*Your task*
Copy the data below exactly.
— BEGIN Records for the task —
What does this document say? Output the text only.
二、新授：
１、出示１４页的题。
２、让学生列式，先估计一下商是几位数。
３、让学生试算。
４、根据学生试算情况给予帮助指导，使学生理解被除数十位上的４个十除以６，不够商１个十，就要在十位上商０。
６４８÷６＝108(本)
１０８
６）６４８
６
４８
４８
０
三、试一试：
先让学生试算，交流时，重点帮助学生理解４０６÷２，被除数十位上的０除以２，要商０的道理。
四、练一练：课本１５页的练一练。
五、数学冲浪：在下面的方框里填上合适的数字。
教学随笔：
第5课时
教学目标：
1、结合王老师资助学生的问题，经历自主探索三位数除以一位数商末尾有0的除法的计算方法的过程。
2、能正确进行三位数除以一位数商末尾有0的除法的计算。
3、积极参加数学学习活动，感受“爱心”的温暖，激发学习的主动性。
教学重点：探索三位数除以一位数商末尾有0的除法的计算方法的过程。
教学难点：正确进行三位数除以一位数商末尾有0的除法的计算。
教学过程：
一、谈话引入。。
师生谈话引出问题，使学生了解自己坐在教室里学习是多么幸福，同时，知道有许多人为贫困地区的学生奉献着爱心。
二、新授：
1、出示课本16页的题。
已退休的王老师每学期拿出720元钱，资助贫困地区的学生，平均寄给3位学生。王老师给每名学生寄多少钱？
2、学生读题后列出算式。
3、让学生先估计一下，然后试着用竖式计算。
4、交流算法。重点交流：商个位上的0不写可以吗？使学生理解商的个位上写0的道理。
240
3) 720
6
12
— END Records for the task —
*Written response*
What does this document say? Output the text only.
二、新授：
１、出示１４页的题。
２、让学生列式，先估计一下商是几位数。
３、让学生试算。
４、根据学生试算情况给予帮助指导，使学生理解被除数十位上的４个十除以６，不够商１个十，就要在十位上商０。
６４８÷６＝108(本)
１０８
６）６４８
６
４８
４８
０
三、试一试：
先让学生试算，交流时，重点帮助学生理解４０６÷２，被除数十位上的０除以２，要商０的道理。
四、练一练：课本１５页的练一练。
五、数学冲浪：在下面的方框里填上合适的数字。
教学随笔：
第5课时
教学目标：
1、结合王老师资助学生的问题，经历自主探索三位数除以一位数商末尾有0的除法的计算方法的过程。
2、能正确进行三位数除以一位数商末尾有0的除法的计算。
3、积极参加数学学习活动，感受“爱心”的温暖，激发学习的主动性。
教学重点：探索三位数除以一位数商末尾有0的除法的计算方法的过程。
教学难点：正确进行三位数除以一位数商末尾有0的除法的计算。
教学过程：
一、谈话引入。。
师生谈话引出问题，使学生了解自己坐在教室里学习是多么幸福，同时，知道有许多人为贫困地区的学生奉献着爱心。
二、新授：
1、出示课本16页的题。
已退休的王老师每学期拿出720元钱，资助贫困地区的学生，平均寄给3位学生。王老师给每名学生寄多少钱？
2、学生读题后列出算式。
3、让学生先估计一下，然后试着用竖式计算。
4、交流算法。重点交流：商个位上的0不写可以吗？使学生理解商的个位上写0的道理。
240
3) 720
6
12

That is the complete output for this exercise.